[Start of Records provided]

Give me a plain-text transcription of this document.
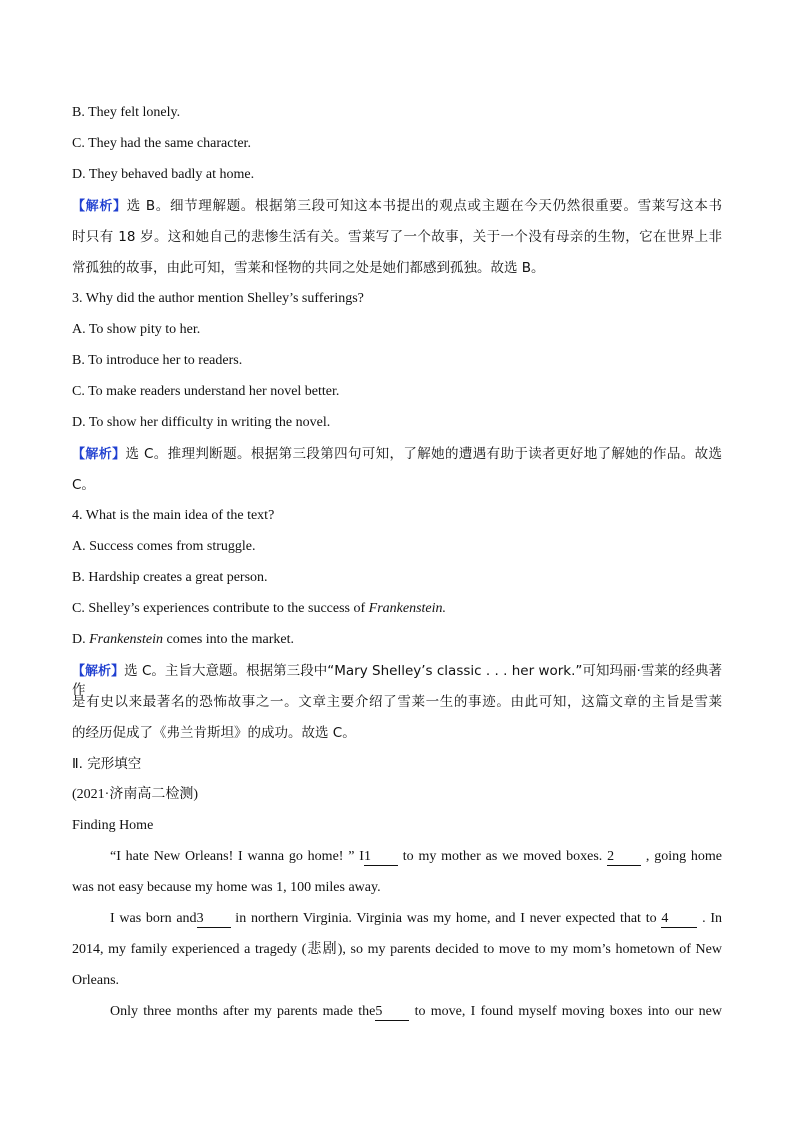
B. They felt lonely.
C. They had the same character.
D. They behaved badly at home.
【解析】选 B。细节理解题。根据第三段可知这本书提出的观点或主题在今天仍然很重要。雪莱写这本书
时只有 18 岁。这和她自己的悲惨生活有关。雪莱写了一个故事，关于一个没有母亲的生物，它在世界上非
常孤独的故事，由此可知，雪莱和怪物的共同之处是她们都感到孤独。故选 B。
3. Why did the author mention Shelley’s sufferings?
A. To show pity to her.
B. To introduce her to readers.
C. To make readers understand her novel better.
D. To show her difficulty in writing the novel.
【解析】选 C。推理判断题。根据第三段第四句可知，了解她的遭遇有助于读者更好地了解她的作品。故选
C。
4. What is the main idea of the text?
A. Success comes from struggle.
B. Hardship creates a great person.
C. Shelley’s experiences contribute to the success of Frankenstein.
D. Frankenstein comes into the market.
【解析】选 C。主旨大意题。根据第三段中“Mary Shelley’s classic . . . her work.”可知玛丽·雪莱的经典著作
是有史以来最著名的恐怖故事之一。文章主要介绍了雪莱一生的事迹。由此可知，这篇文章的主旨是雪莱
的经历促成了《弗兰肯斯坦》的成功。故选 C。
Ⅱ. 完形填空
(2021·济南高二检测)
Finding Home
“I hate New Orleans! I wanna go home! ” I1 to my mother as we moved boxes. 2 , going home
was not easy because my home was 1, 100 miles away.
I was born and3 in northern Virginia. Virginia was my home, and I never expected that to 4 . In
2014, my family experienced a tragedy (悲剧), so my parents decided to move to my mom’s hometown of New
Orleans.
Only three months after my parents made the5 to move, I found myself moving boxes into our new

[End of Records provided]

§ **Set problem**: Using the records above, output their complete text exactly, minus any images.

§ **Solution for this problem**:
Give me a plain-text transcription of this document.
B. They felt lonely.
C. They had the same character.
D. They behaved badly at home.
【解析】选 B。细节理解题。根据第三段可知这本书提出的观点或主题在今天仍然很重要。雪莱写这本书
时只有 18 岁。这和她自己的悲惨生活有关。雪莱写了一个故事，关于一个没有母亲的生物，它在世界上非
常孤独的故事，由此可知，雪莱和怪物的共同之处是她们都感到孤独。故选 B。
3. Why did the author mention Shelley’s sufferings?
A. To show pity to her.
B. To introduce her to readers.
C. To make readers understand her novel better.
D. To show her difficulty in writing the novel.
【解析】选 C。推理判断题。根据第三段第四句可知，了解她的遭遇有助于读者更好地了解她的作品。故选
C。
4. What is the main idea of the text?
A. Success comes from struggle.
B. Hardship creates a great person.
C. Shelley’s experiences contribute to the success of Frankenstein.
D. Frankenstein comes into the market.
【解析】选 C。主旨大意题。根据第三段中“Mary Shelley’s classic . . . her work.”可知玛丽·雪莱的经典著作
是有史以来最著名的恐怖故事之一。文章主要介绍了雪莱一生的事迹。由此可知，这篇文章的主旨是雪莱
的经历促成了《弗兰肯斯坦》的成功。故选 C。
Ⅱ. 完形填空
(2021·济南高二检测)
Finding Home
“I hate New Orleans! I wanna go home! ” I1 to my mother as we moved boxes. 2 , going home
was not easy because my home was 1, 100 miles away.
I was born and3 in northern Virginia. Virginia was my home, and I never expected that to 4 . In
2014, my family experienced a tragedy (悲剧), so my parents decided to move to my mom’s hometown of New
Orleans.
Only three months after my parents made the5 to move, I found myself moving boxes into our new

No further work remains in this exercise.